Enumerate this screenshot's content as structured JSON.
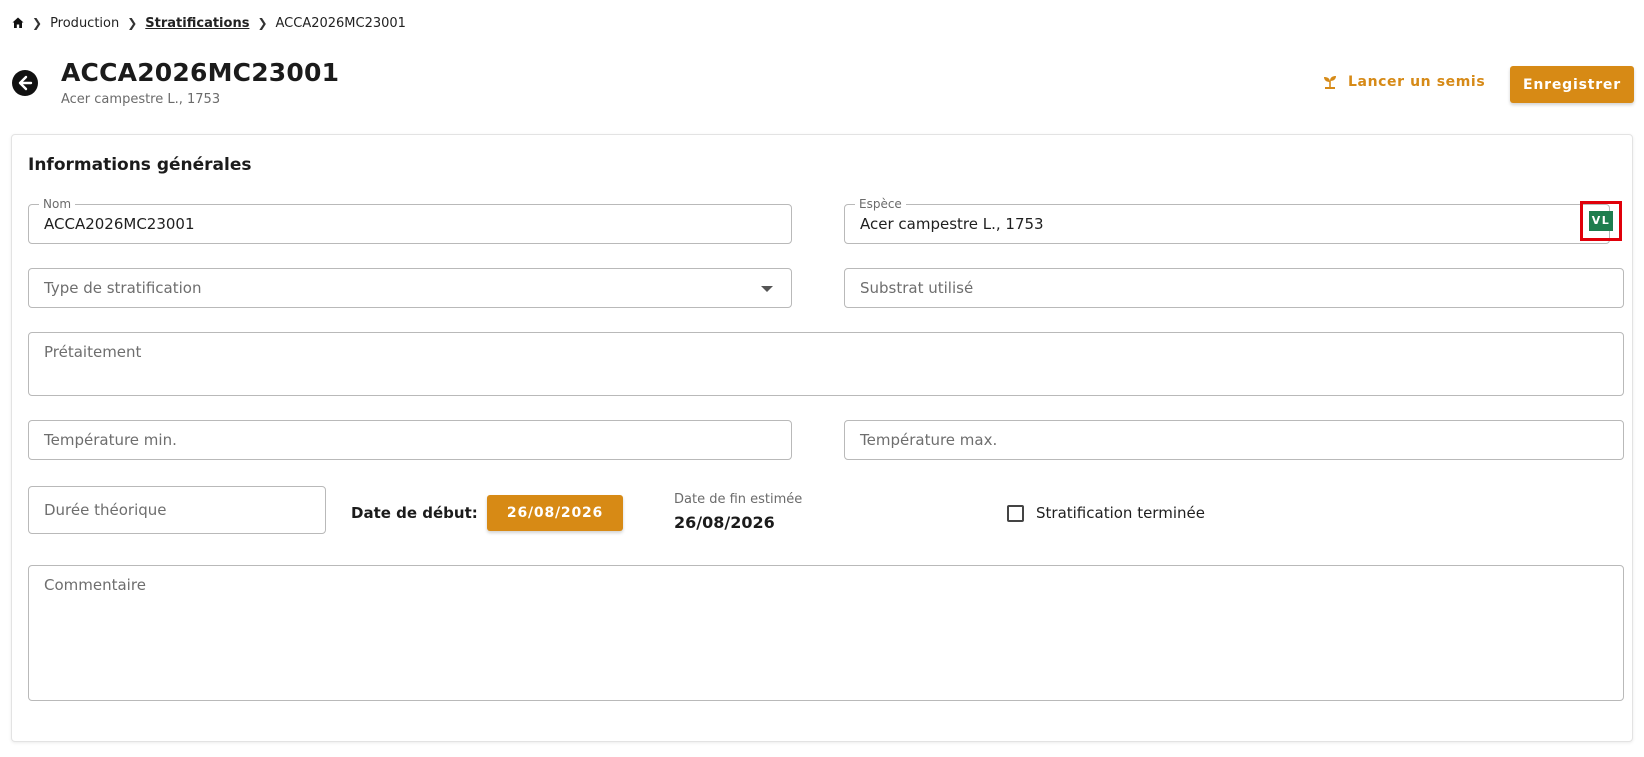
{
  "breadcrumb": {
    "items": [
      "Production",
      "Stratifications",
      "ACCA2026MC23001"
    ]
  },
  "header": {
    "title": "ACCA2026MC23001",
    "subtitle": "Acer campestre L., 1753",
    "secondary_action": "Lancer un semis",
    "primary_action": "Enregistrer"
  },
  "section": {
    "title": "Informations générales"
  },
  "fields": {
    "nom": {
      "label": "Nom",
      "value": "ACCA2026MC23001"
    },
    "espece": {
      "label": "Espèce",
      "value": "Acer campestre L., 1753",
      "badge": "VL"
    },
    "type_stratification": {
      "placeholder": "Type de stratification"
    },
    "substrat": {
      "placeholder": "Substrat utilisé"
    },
    "pretraitement": {
      "placeholder": "Prétaitement"
    },
    "temp_min": {
      "placeholder": "Température min."
    },
    "temp_max": {
      "placeholder": "Température max."
    },
    "duree": {
      "placeholder": "Durée théorique"
    },
    "date_debut": {
      "label": "Date de début:",
      "value": "26/08/2026"
    },
    "date_fin": {
      "label": "Date de fin estimée",
      "value": "26/08/2026"
    },
    "terminee": {
      "label": "Stratification terminée",
      "checked": false
    },
    "commentaire": {
      "placeholder": "Commentaire"
    }
  },
  "colors": {
    "accent": "#d78a15",
    "badge_green": "#1e7d4e",
    "highlight_red": "#e0000a"
  },
  "icons": [
    "home-icon",
    "chevron-right-icon",
    "arrow-left-icon",
    "seedling-icon",
    "chevron-down-icon"
  ]
}
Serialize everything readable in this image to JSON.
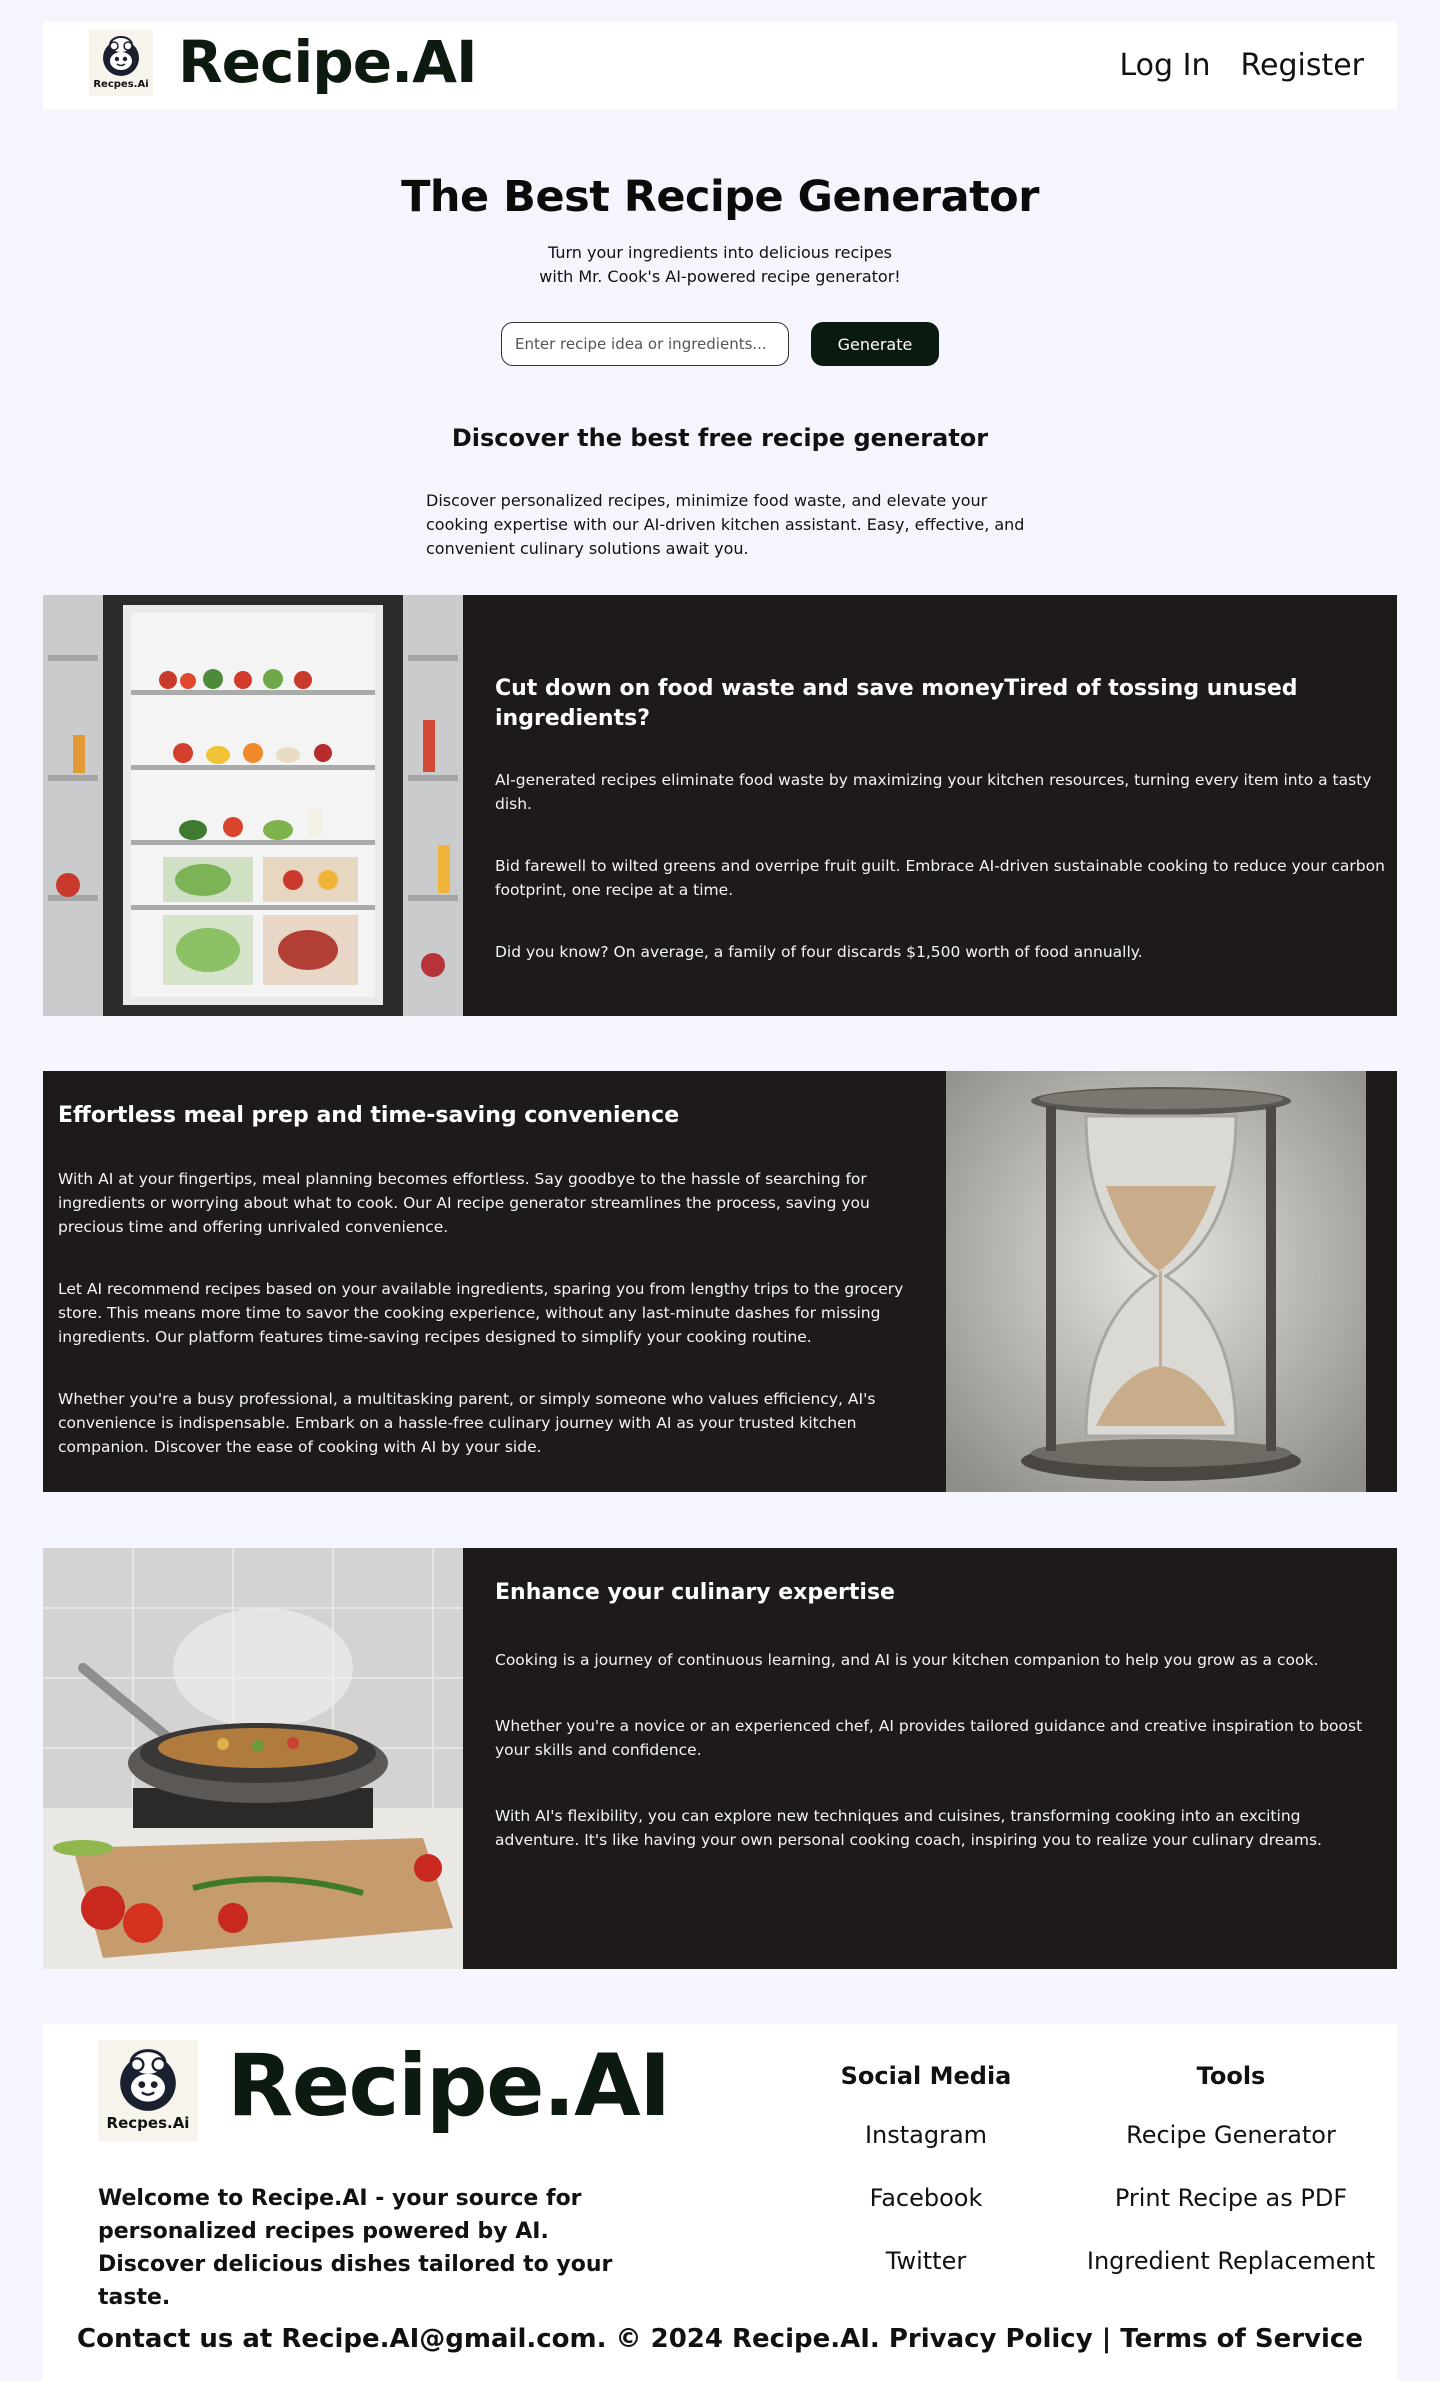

※

SET PROBLEM: Go through the material above and count the lines that include "Acer". Give the number alone.

THE OUTPUT: 2